** START RECORDS TO PROCESS **

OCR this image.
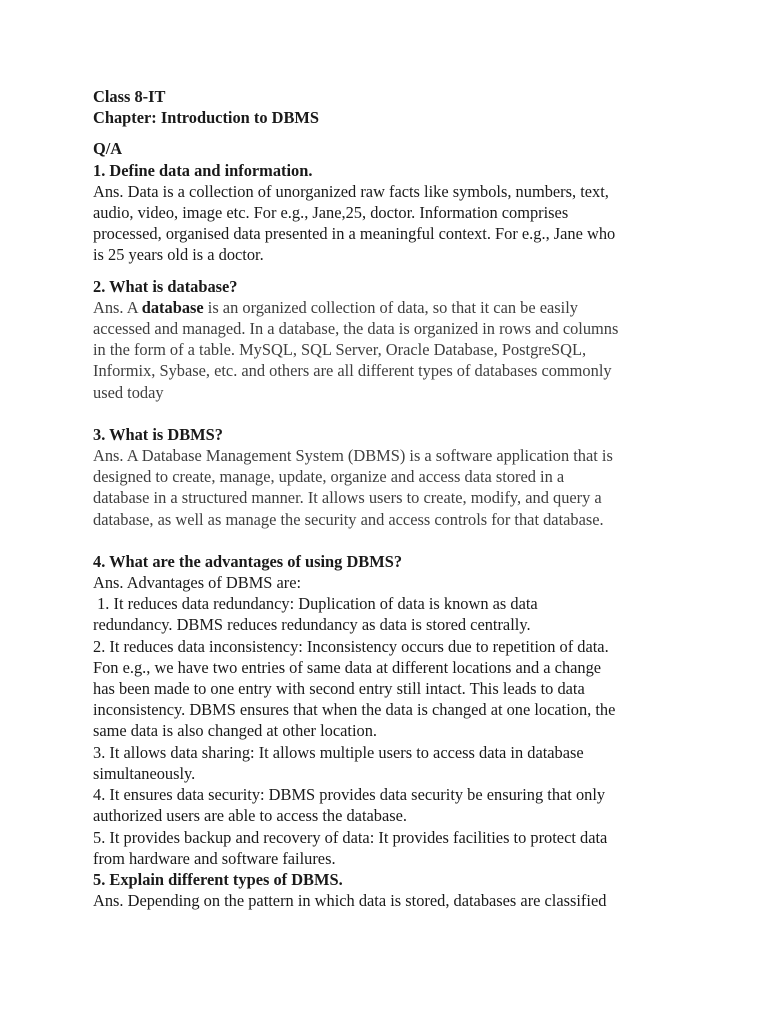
Class 8-IT
Chapter: Introduction to DBMS
Q/A
1. Define data and information.
Ans. Data is a collection of unorganized raw facts like symbols, numbers, text,
audio, video, image etc. For e.g., Jane,25, doctor. Information comprises
processed, organised data presented in a meaningful context. For e.g., Jane who
is 25 years old is a doctor.
2. What is database?
Ans. A database is an organized collection of data, so that it can be easily
accessed and managed. In a database, the data is organized in rows and columns
in the form of a table. MySQL, SQL Server, Oracle Database, PostgreSQL,
Informix, Sybase, etc. and others are all different types of databases commonly
used today
3. What is DBMS?
Ans. A Database Management System (DBMS) is a software application that is
designed to create, manage, update, organize and access data stored in a
database in a structured manner. It allows users to create, modify, and query a
database, as well as manage the security and access controls for that database.
4. What are the advantages of using DBMS?
Ans. Advantages of DBMS are:
1. It reduces data redundancy: Duplication of data is known as data
redundancy. DBMS reduces redundancy as data is stored centrally.
2. It reduces data inconsistency: Inconsistency occurs due to repetition of data.
Fon e.g., we have two entries of same data at different locations and a change
has been made to one entry with second entry still intact. This leads to data
inconsistency. DBMS ensures that when the data is changed at one location, the
same data is also changed at other location.
3. It allows data sharing: It allows multiple users to access data in database
simultaneously.
4. It ensures data security: DBMS provides data security be ensuring that only
authorized users are able to access the database.
5. It provides backup and recovery of data: It provides facilities to protect data
from hardware and software failures.
5. Explain different types of DBMS.
Ans. Depending on the pattern in which data is stored, databases are classified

** END RECORDS TO PROCESS **

Track down all lines above with the string "reduces" and copy them.

> _RIGHT ANSWER_:
1. It reduces data redundancy: Duplication of data is known as data
redundancy. DBMS reduces redundancy as data is stored centrally.
2. It reduces data inconsistency: Inconsistency occurs due to repetition of data.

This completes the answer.